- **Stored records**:

## Begin

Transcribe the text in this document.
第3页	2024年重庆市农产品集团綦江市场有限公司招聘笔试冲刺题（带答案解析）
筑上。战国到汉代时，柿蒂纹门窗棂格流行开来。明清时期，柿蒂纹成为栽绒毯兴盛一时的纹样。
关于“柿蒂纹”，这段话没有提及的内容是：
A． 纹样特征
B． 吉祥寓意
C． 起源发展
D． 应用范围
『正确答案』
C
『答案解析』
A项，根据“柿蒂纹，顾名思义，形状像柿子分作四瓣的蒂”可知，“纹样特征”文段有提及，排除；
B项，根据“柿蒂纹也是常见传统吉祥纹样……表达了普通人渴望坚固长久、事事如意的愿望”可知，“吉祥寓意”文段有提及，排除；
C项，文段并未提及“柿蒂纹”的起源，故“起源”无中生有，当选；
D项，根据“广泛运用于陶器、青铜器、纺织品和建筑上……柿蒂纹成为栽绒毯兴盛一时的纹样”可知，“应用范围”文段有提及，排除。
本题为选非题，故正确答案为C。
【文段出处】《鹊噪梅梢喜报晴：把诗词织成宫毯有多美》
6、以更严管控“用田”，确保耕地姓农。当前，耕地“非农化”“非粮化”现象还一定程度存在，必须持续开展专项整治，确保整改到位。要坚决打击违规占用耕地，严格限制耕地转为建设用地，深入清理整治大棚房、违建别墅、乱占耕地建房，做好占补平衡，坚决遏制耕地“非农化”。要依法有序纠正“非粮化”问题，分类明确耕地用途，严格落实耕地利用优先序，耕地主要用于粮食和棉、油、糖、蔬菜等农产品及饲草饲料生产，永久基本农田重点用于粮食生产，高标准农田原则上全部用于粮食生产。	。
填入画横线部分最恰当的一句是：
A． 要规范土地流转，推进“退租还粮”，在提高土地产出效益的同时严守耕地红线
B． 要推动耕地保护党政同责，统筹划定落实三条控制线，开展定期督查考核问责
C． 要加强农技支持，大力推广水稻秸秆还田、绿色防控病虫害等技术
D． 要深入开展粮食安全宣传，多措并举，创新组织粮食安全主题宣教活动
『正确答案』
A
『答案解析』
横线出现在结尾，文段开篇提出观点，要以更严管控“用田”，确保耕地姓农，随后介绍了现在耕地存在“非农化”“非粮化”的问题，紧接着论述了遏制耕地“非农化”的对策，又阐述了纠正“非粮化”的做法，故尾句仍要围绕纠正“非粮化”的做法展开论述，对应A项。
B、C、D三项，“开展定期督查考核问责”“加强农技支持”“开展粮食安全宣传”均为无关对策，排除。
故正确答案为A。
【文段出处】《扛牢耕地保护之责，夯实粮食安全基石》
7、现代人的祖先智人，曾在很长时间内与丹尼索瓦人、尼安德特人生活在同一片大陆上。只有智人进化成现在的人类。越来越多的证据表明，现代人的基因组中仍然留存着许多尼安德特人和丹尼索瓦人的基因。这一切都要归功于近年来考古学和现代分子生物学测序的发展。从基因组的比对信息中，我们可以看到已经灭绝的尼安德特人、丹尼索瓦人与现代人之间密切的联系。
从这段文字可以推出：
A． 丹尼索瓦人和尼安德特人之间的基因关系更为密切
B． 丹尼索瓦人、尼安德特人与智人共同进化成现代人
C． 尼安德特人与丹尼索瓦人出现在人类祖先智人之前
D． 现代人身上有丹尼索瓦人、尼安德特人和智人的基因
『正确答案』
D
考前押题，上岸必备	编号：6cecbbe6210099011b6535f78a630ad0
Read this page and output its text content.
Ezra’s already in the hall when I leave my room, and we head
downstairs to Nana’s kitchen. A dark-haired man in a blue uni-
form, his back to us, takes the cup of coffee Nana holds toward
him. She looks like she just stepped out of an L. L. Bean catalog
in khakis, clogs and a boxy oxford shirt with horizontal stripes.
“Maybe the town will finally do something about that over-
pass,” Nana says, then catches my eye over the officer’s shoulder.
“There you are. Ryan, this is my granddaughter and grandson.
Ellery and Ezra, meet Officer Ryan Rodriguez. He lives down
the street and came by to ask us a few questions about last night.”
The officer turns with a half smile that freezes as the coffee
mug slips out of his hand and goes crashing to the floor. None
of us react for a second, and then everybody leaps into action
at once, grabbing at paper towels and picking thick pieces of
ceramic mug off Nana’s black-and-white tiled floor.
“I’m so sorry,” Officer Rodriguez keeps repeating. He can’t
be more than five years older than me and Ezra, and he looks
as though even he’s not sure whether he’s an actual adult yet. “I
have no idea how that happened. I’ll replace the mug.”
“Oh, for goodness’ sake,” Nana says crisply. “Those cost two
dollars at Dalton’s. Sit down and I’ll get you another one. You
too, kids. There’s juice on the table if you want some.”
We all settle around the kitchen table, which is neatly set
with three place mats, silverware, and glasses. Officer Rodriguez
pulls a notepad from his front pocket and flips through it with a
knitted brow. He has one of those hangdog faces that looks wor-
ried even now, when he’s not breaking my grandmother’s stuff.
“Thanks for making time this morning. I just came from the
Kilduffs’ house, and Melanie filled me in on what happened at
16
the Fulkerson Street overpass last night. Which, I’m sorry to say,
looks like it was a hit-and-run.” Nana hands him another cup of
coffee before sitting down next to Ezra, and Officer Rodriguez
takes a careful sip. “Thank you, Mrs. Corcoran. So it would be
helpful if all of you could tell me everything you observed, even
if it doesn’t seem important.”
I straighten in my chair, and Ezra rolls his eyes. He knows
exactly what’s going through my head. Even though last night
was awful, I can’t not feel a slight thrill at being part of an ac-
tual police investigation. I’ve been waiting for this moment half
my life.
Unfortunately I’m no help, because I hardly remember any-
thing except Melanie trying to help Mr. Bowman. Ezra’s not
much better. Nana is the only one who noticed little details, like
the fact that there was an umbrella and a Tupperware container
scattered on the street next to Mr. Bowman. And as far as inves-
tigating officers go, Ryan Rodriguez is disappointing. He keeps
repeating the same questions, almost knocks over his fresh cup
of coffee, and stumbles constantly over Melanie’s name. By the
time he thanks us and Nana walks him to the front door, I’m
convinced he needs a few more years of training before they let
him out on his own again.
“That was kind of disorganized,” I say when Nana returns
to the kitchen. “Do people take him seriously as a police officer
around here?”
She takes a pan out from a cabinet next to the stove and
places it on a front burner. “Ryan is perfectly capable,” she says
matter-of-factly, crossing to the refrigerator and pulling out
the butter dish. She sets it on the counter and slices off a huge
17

## End

- **What to produce**: Reproduce each record exactly, leaving nothing out.

- **Task answer**:
Transcribe the text in this document.
第3页	2024年重庆市农产品集团綦江市场有限公司招聘笔试冲刺题（带答案解析）
筑上。战国到汉代时，柿蒂纹门窗棂格流行开来。明清时期，柿蒂纹成为栽绒毯兴盛一时的纹样。
关于“柿蒂纹”，这段话没有提及的内容是：
A． 纹样特征
B． 吉祥寓意
C． 起源发展
D． 应用范围
『正确答案』
C
『答案解析』
A项，根据“柿蒂纹，顾名思义，形状像柿子分作四瓣的蒂”可知，“纹样特征”文段有提及，排除；
B项，根据“柿蒂纹也是常见传统吉祥纹样……表达了普通人渴望坚固长久、事事如意的愿望”可知，“吉祥寓意”文段有提及，排除；
C项，文段并未提及“柿蒂纹”的起源，故“起源”无中生有，当选；
D项，根据“广泛运用于陶器、青铜器、纺织品和建筑上……柿蒂纹成为栽绒毯兴盛一时的纹样”可知，“应用范围”文段有提及，排除。
本题为选非题，故正确答案为C。
【文段出处】《鹊噪梅梢喜报晴：把诗词织成宫毯有多美》
6、以更严管控“用田”，确保耕地姓农。当前，耕地“非农化”“非粮化”现象还一定程度存在，必须持续开展专项整治，确保整改到位。要坚决打击违规占用耕地，严格限制耕地转为建设用地，深入清理整治大棚房、违建别墅、乱占耕地建房，做好占补平衡，坚决遏制耕地“非农化”。要依法有序纠正“非粮化”问题，分类明确耕地用途，严格落实耕地利用优先序，耕地主要用于粮食和棉、油、糖、蔬菜等农产品及饲草饲料生产，永久基本农田重点用于粮食生产，高标准农田原则上全部用于粮食生产。	。
填入画横线部分最恰当的一句是：
A． 要规范土地流转，推进“退租还粮”，在提高土地产出效益的同时严守耕地红线
B． 要推动耕地保护党政同责，统筹划定落实三条控制线，开展定期督查考核问责
C． 要加强农技支持，大力推广水稻秸秆还田、绿色防控病虫害等技术
D． 要深入开展粮食安全宣传，多措并举，创新组织粮食安全主题宣教活动
『正确答案』
A
『答案解析』
横线出现在结尾，文段开篇提出观点，要以更严管控“用田”，确保耕地姓农，随后介绍了现在耕地存在“非农化”“非粮化”的问题，紧接着论述了遏制耕地“非农化”的对策，又阐述了纠正“非粮化”的做法，故尾句仍要围绕纠正“非粮化”的做法展开论述，对应A项。
B、C、D三项，“开展定期督查考核问责”“加强农技支持”“开展粮食安全宣传”均为无关对策，排除。
故正确答案为A。
【文段出处】《扛牢耕地保护之责，夯实粮食安全基石》
7、现代人的祖先智人，曾在很长时间内与丹尼索瓦人、尼安德特人生活在同一片大陆上。只有智人进化成现在的人类。越来越多的证据表明，现代人的基因组中仍然留存着许多尼安德特人和丹尼索瓦人的基因。这一切都要归功于近年来考古学和现代分子生物学测序的发展。从基因组的比对信息中，我们可以看到已经灭绝的尼安德特人、丹尼索瓦人与现代人之间密切的联系。
从这段文字可以推出：
A． 丹尼索瓦人和尼安德特人之间的基因关系更为密切
B． 丹尼索瓦人、尼安德特人与智人共同进化成现代人
C． 尼安德特人与丹尼索瓦人出现在人类祖先智人之前
D． 现代人身上有丹尼索瓦人、尼安德特人和智人的基因
『正确答案』
D
考前押题，上岸必备	编号：6cecbbe6210099011b6535f78a630ad0
Read this page and output its text content.
Ezra’s already in the hall when I leave my room, and we head
downstairs to Nana’s kitchen. A dark-haired man in a blue uni-
form, his back to us, takes the cup of coffee Nana holds toward
him. She looks like she just stepped out of an L. L. Bean catalog
in khakis, clogs and a boxy oxford shirt with horizontal stripes.
“Maybe the town will finally do something about that over-
pass,” Nana says, then catches my eye over the officer’s shoulder.
“There you are. Ryan, this is my granddaughter and grandson.
Ellery and Ezra, meet Officer Ryan Rodriguez. He lives down
the street and came by to ask us a few questions about last night.”
The officer turns with a half smile that freezes as the coffee
mug slips out of his hand and goes crashing to the floor. None
of us react for a second, and then everybody leaps into action
at once, grabbing at paper towels and picking thick pieces of
ceramic mug off Nana’s black-and-white tiled floor.
“I’m so sorry,” Officer Rodriguez keeps repeating. He can’t
be more than five years older than me and Ezra, and he looks
as though even he’s not sure whether he’s an actual adult yet. “I
have no idea how that happened. I’ll replace the mug.”
“Oh, for goodness’ sake,” Nana says crisply. “Those cost two
dollars at Dalton’s. Sit down and I’ll get you another one. You
too, kids. There’s juice on the table if you want some.”
We all settle around the kitchen table, which is neatly set
with three place mats, silverware, and glasses. Officer Rodriguez
pulls a notepad from his front pocket and flips through it with a
knitted brow. He has one of those hangdog faces that looks wor-
ried even now, when he’s not breaking my grandmother’s stuff.
“Thanks for making time this morning. I just came from the
Kilduffs’ house, and Melanie filled me in on what happened at
16
the Fulkerson Street overpass last night. Which, I’m sorry to say,
looks like it was a hit-and-run.” Nana hands him another cup of
coffee before sitting down next to Ezra, and Officer Rodriguez
takes a careful sip. “Thank you, Mrs. Corcoran. So it would be
helpful if all of you could tell me everything you observed, even
if it doesn’t seem important.”
I straighten in my chair, and Ezra rolls his eyes. He knows
exactly what’s going through my head. Even though last night
was awful, I can’t not feel a slight thrill at being part of an ac-
tual police investigation. I’ve been waiting for this moment half
my life.
Unfortunately I’m no help, because I hardly remember any-
thing except Melanie trying to help Mr. Bowman. Ezra’s not
much better. Nana is the only one who noticed little details, like
the fact that there was an umbrella and a Tupperware container
scattered on the street next to Mr. Bowman. And as far as inves-
tigating officers go, Ryan Rodriguez is disappointing. He keeps
repeating the same questions, almost knocks over his fresh cup
of coffee, and stumbles constantly over Melanie’s name. By the
time he thanks us and Nana walks him to the front door, I’m
convinced he needs a few more years of training before they let
him out on his own again.
“That was kind of disorganized,” I say when Nana returns
to the kitchen. “Do people take him seriously as a police officer
around here?”
She takes a pan out from a cabinet next to the stove and
places it on a front burner. “Ryan is perfectly capable,” she says
matter-of-factly, crossing to the refrigerator and pulling out
the butter dish. She sets it on the counter and slices off a huge
17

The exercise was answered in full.